[Items listed in a dataset]

________________

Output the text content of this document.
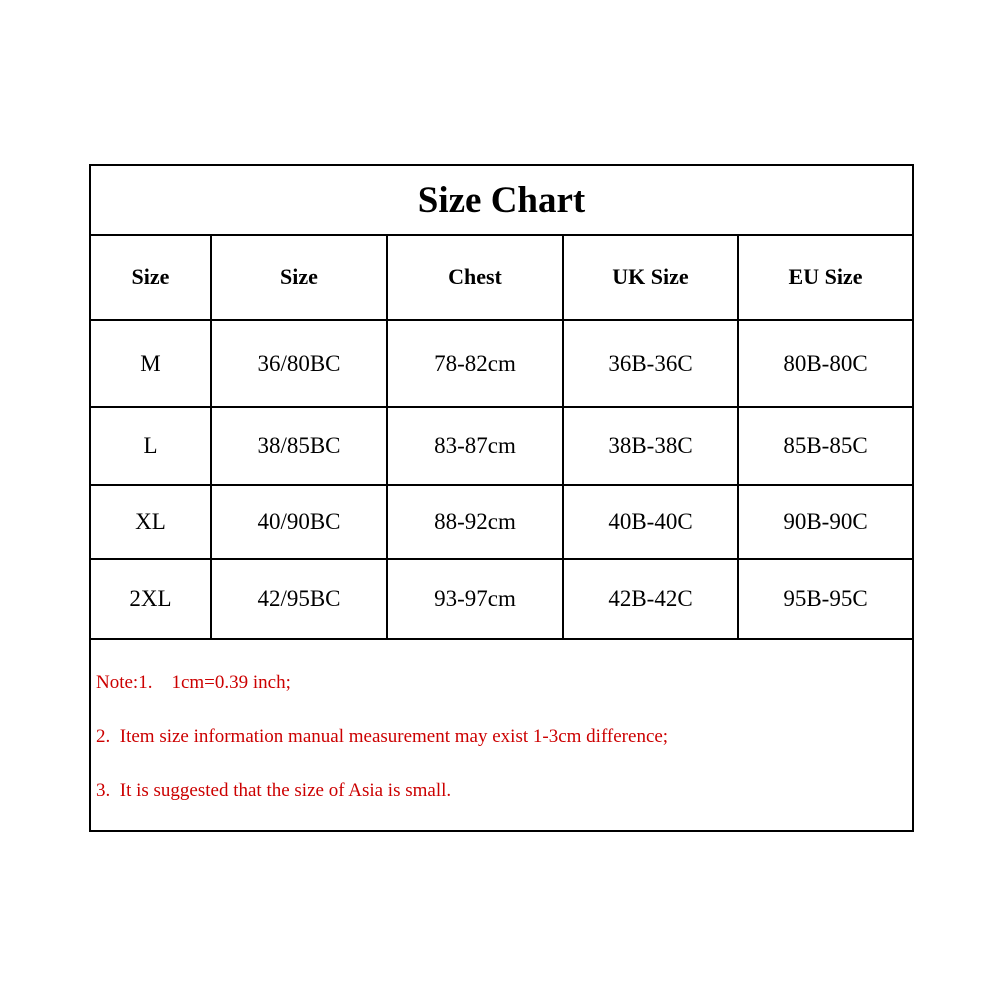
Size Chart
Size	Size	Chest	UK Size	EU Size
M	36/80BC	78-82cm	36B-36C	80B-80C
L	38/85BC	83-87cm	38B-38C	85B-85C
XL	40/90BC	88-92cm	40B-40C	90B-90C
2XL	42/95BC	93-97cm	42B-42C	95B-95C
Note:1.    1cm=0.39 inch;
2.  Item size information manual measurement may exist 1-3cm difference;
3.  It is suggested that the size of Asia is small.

________________

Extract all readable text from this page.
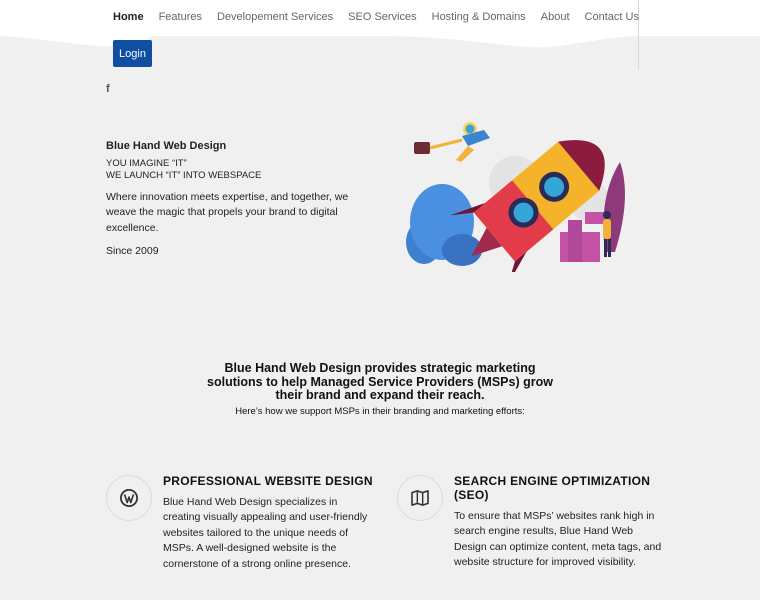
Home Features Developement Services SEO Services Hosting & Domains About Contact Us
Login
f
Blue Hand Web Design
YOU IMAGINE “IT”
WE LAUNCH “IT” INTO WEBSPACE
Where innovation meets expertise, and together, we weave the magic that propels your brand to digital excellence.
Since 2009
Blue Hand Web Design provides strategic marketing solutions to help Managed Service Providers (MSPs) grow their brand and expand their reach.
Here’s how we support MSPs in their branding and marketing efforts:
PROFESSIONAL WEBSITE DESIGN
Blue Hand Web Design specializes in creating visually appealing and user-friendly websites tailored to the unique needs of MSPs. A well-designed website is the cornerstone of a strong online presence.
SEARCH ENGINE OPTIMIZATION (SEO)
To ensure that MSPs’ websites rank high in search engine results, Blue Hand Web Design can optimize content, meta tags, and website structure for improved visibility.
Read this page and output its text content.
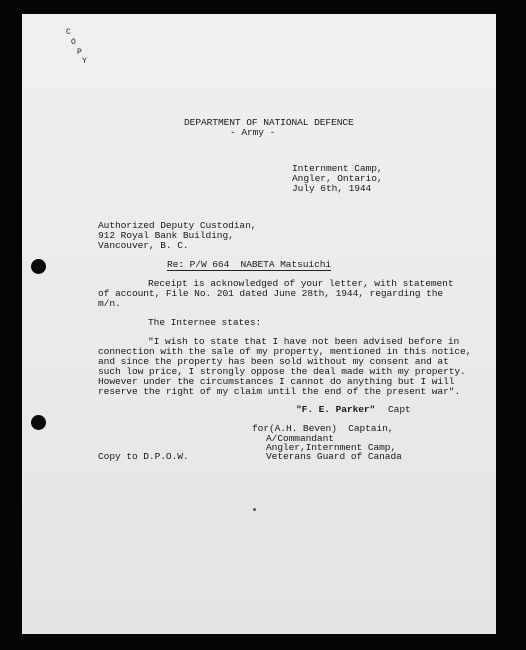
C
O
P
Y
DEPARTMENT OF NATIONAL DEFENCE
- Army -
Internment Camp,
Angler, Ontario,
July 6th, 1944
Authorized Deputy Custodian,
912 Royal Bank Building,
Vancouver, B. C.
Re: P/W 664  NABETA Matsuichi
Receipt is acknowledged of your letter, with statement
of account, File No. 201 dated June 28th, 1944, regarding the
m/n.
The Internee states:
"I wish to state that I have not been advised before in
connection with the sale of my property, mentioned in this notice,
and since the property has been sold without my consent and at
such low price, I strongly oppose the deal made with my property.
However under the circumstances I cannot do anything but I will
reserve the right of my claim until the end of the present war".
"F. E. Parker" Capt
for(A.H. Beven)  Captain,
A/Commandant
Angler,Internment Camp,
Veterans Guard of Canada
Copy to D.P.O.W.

________________

* What you need to do
Find the lines holding "marketing" and list every one.

* Written reply
Blue Hand Web Design provides strategic marketing solutions to help Managed Service Providers (MSPs) grow their brand and expand their reach.
Here’s how we support MSPs in their branding and marketing efforts:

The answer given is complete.